§ **Short problem**: Can you output the records below exactly as they are written?

§ **Records supplied**:
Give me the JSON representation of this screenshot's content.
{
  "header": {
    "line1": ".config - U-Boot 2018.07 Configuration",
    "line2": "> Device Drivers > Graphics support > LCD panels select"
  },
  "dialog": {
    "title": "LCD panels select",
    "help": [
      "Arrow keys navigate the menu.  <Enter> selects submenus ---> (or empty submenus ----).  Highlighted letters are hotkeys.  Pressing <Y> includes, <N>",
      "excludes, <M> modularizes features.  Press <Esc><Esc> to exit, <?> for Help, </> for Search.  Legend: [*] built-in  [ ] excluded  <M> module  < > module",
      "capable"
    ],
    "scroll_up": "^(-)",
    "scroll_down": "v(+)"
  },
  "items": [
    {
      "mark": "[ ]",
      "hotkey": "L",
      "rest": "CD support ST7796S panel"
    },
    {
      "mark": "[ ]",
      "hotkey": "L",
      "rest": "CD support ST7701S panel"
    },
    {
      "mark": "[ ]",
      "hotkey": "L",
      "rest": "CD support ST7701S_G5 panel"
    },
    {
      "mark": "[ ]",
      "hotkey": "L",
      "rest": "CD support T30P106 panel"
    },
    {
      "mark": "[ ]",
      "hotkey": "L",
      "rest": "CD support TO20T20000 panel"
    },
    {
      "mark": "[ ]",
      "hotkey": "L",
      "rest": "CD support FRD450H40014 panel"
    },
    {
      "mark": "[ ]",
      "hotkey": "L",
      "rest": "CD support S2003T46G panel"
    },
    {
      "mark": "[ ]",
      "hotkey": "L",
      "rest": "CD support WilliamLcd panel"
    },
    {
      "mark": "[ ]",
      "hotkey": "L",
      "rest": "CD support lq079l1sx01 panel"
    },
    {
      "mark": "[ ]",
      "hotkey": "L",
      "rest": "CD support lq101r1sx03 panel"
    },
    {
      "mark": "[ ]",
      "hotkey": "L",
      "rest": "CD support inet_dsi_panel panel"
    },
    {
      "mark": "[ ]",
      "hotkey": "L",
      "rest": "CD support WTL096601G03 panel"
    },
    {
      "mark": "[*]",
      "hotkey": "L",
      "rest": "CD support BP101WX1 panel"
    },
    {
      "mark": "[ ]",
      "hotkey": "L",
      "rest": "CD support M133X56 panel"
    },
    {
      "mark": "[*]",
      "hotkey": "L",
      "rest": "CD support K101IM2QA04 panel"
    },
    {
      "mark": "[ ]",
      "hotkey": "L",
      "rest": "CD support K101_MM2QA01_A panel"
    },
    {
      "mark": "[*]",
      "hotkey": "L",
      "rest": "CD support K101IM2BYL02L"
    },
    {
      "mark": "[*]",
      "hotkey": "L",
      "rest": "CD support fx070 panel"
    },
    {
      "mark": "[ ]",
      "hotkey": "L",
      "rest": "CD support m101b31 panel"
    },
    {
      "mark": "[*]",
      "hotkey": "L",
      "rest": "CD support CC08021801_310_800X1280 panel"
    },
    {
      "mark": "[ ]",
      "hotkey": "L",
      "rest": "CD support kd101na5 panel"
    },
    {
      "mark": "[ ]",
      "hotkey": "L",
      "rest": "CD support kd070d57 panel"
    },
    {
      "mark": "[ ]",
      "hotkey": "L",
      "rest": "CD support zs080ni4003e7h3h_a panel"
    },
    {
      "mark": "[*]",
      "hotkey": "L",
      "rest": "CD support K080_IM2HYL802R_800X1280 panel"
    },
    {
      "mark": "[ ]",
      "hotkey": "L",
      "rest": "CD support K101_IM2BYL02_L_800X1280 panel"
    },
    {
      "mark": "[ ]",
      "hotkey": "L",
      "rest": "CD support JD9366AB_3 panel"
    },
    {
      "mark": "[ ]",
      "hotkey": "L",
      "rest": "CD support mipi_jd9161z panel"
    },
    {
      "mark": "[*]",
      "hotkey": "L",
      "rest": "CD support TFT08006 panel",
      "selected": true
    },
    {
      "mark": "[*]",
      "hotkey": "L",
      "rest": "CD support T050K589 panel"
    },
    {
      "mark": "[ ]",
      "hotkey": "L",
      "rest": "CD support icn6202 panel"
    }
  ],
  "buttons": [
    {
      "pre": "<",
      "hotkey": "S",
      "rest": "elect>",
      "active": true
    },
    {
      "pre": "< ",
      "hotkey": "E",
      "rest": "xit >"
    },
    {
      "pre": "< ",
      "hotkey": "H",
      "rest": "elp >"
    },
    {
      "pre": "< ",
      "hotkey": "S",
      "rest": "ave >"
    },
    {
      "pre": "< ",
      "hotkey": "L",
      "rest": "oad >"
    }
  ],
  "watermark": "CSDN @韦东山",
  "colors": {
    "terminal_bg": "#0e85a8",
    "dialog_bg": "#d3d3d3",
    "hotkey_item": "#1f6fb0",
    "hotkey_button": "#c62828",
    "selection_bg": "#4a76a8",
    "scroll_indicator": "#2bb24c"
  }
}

§ **Solution to this task**:
Give me the JSON representation of this screenshot's content.
{
  "header": {
    "line1": ".config - U-Boot 2018.07 Configuration",
    "line2": "> Device Drivers > Graphics support > LCD panels select"
  },
  "dialog": {
    "title": "LCD panels select",
    "help": [
      "Arrow keys navigate the menu.  <Enter> selects submenus ---> (or empty submenus ----).  Highlighted letters are hotkeys.  Pressing <Y> includes, <N>",
      "excludes, <M> modularizes features.  Press <Esc><Esc> to exit, <?> for Help, </> for Search.  Legend: [*] built-in  [ ] excluded  <M> module  < > module",
      "capable"
    ],
    "scroll_up": "^(-)",
    "scroll_down": "v(+)"
  },
  "items": [
    {
      "mark": "[ ]",
      "hotkey": "L",
      "rest": "CD support ST7796S panel"
    },
    {
      "mark": "[ ]",
      "hotkey": "L",
      "rest": "CD support ST7701S panel"
    },
    {
      "mark": "[ ]",
      "hotkey": "L",
      "rest": "CD support ST7701S_G5 panel"
    },
    {
      "mark": "[ ]",
      "hotkey": "L",
      "rest": "CD support T30P106 panel"
    },
    {
      "mark": "[ ]",
      "hotkey": "L",
      "rest": "CD support TO20T20000 panel"
    },
    {
      "mark": "[ ]",
      "hotkey": "L",
      "rest": "CD support FRD450H40014 panel"
    },
    {
      "mark": "[ ]",
      "hotkey": "L",
      "rest": "CD support S2003T46G panel"
    },
    {
      "mark": "[ ]",
      "hotkey": "L",
      "rest": "CD support WilliamLcd panel"
    },
    {
      "mark": "[ ]",
      "hotkey": "L",
      "rest": "CD support lq079l1sx01 panel"
    },
    {
      "mark": "[ ]",
      "hotkey": "L",
      "rest": "CD support lq101r1sx03 panel"
    },
    {
      "mark": "[ ]",
      "hotkey": "L",
      "rest": "CD support inet_dsi_panel panel"
    },
    {
      "mark": "[ ]",
      "hotkey": "L",
      "rest": "CD support WTL096601G03 panel"
    },
    {
      "mark": "[*]",
      "hotkey": "L",
      "rest": "CD support BP101WX1 panel"
    },
    {
      "mark": "[ ]",
      "hotkey": "L",
      "rest": "CD support M133X56 panel"
    },
    {
      "mark": "[*]",
      "hotkey": "L",
      "rest": "CD support K101IM2QA04 panel"
    },
    {
      "mark": "[ ]",
      "hotkey": "L",
      "rest": "CD support K101_MM2QA01_A panel"
    },
    {
      "mark": "[*]",
      "hotkey": "L",
      "rest": "CD support K101IM2BYL02L"
    },
    {
      "mark": "[*]",
      "hotkey": "L",
      "rest": "CD support fx070 panel"
    },
    {
      "mark": "[ ]",
      "hotkey": "L",
      "rest": "CD support m101b31 panel"
    },
    {
      "mark": "[*]",
      "hotkey": "L",
      "rest": "CD support CC08021801_310_800X1280 panel"
    },
    {
      "mark": "[ ]",
      "hotkey": "L",
      "rest": "CD support kd101na5 panel"
    },
    {
      "mark": "[ ]",
      "hotkey": "L",
      "rest": "CD support kd070d57 panel"
    },
    {
      "mark": "[ ]",
      "hotkey": "L",
      "rest": "CD support zs080ni4003e7h3h_a panel"
    },
    {
      "mark": "[*]",
      "hotkey": "L",
      "rest": "CD support K080_IM2HYL802R_800X1280 panel"
    },
    {
      "mark": "[ ]",
      "hotkey": "L",
      "rest": "CD support K101_IM2BYL02_L_800X1280 panel"
    },
    {
      "mark": "[ ]",
      "hotkey": "L",
      "rest": "CD support JD9366AB_3 panel"
    },
    {
      "mark": "[ ]",
      "hotkey": "L",
      "rest": "CD support mipi_jd9161z panel"
    },
    {
      "mark": "[*]",
      "hotkey": "L",
      "rest": "CD support TFT08006 panel",
      "selected": true
    },
    {
      "mark": "[*]",
      "hotkey": "L",
      "rest": "CD support T050K589 panel"
    },
    {
      "mark": "[ ]",
      "hotkey": "L",
      "rest": "CD support icn6202 panel"
    }
  ],
  "buttons": [
    {
      "pre": "<",
      "hotkey": "S",
      "rest": "elect>",
      "active": true
    },
    {
      "pre": "< ",
      "hotkey": "E",
      "rest": "xit >"
    },
    {
      "pre": "< ",
      "hotkey": "H",
      "rest": "elp >"
    },
    {
      "pre": "< ",
      "hotkey": "S",
      "rest": "ave >"
    },
    {
      "pre": "< ",
      "hotkey": "L",
      "rest": "oad >"
    }
  ],
  "watermark": "CSDN @韦东山",
  "colors": {
    "terminal_bg": "#0e85a8",
    "dialog_bg": "#d3d3d3",
    "hotkey_item": "#1f6fb0",
    "hotkey_button": "#c62828",
    "selection_bg": "#4a76a8",
    "scroll_indicator": "#2bb24c"
  }
}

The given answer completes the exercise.